--- Start of RECORDS FOR THIS TASK ---

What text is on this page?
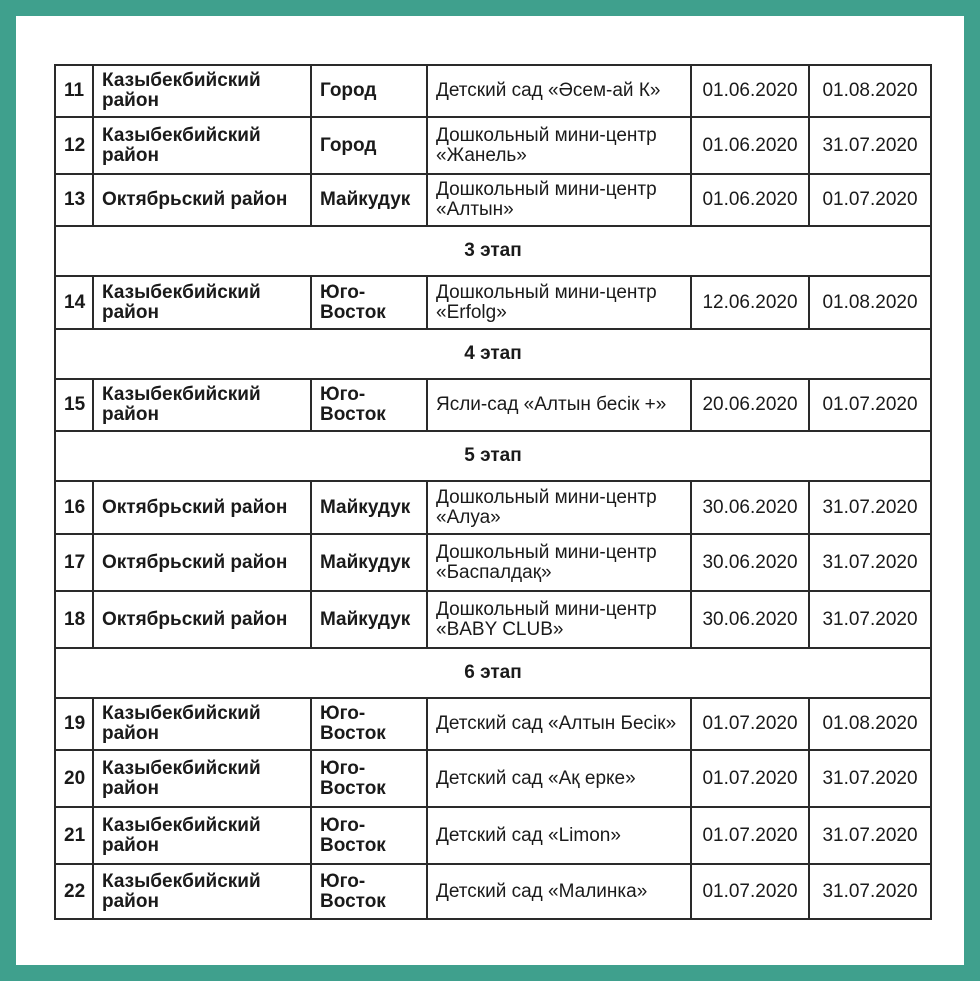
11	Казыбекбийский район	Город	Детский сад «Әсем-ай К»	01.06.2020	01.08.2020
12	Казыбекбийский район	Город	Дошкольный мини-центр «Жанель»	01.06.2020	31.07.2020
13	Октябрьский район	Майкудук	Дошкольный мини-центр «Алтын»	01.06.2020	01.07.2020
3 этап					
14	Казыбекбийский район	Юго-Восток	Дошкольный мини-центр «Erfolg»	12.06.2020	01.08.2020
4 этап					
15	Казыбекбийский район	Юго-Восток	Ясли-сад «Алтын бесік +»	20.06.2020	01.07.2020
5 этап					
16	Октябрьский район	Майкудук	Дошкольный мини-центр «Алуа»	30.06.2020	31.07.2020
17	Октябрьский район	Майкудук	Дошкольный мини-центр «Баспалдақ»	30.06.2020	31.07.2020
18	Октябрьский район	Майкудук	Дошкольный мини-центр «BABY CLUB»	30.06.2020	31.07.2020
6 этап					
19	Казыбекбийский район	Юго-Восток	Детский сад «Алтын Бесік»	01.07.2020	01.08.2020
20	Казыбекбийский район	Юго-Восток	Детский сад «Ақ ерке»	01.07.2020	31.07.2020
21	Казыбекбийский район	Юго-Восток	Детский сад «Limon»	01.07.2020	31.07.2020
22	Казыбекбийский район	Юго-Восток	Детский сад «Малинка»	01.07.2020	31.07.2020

--- End of RECORDS FOR THIS TASK ---
--- Start of RECORDS FOR THIS TASK ---

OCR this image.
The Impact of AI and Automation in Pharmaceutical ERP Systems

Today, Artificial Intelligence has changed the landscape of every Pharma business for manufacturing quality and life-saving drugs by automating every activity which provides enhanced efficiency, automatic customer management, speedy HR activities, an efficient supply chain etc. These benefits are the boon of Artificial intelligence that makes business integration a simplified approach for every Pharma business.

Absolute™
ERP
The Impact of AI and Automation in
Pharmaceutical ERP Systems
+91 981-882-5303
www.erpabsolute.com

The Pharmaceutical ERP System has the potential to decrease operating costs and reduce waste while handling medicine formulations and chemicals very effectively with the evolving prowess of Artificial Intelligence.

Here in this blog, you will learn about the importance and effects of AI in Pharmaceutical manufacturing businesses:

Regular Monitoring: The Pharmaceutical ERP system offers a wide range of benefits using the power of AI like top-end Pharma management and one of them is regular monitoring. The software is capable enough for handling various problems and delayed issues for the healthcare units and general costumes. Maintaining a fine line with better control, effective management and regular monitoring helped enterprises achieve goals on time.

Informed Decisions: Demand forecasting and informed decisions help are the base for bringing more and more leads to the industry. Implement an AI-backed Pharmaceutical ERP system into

--- End of RECORDS FOR THIS TASK ---

Select every line of the records holding the string "Impact".

» **TASK RESPONSE**
The Impact of AI and Automation in Pharmaceutical ERP Systems
The Impact of AI and Automation in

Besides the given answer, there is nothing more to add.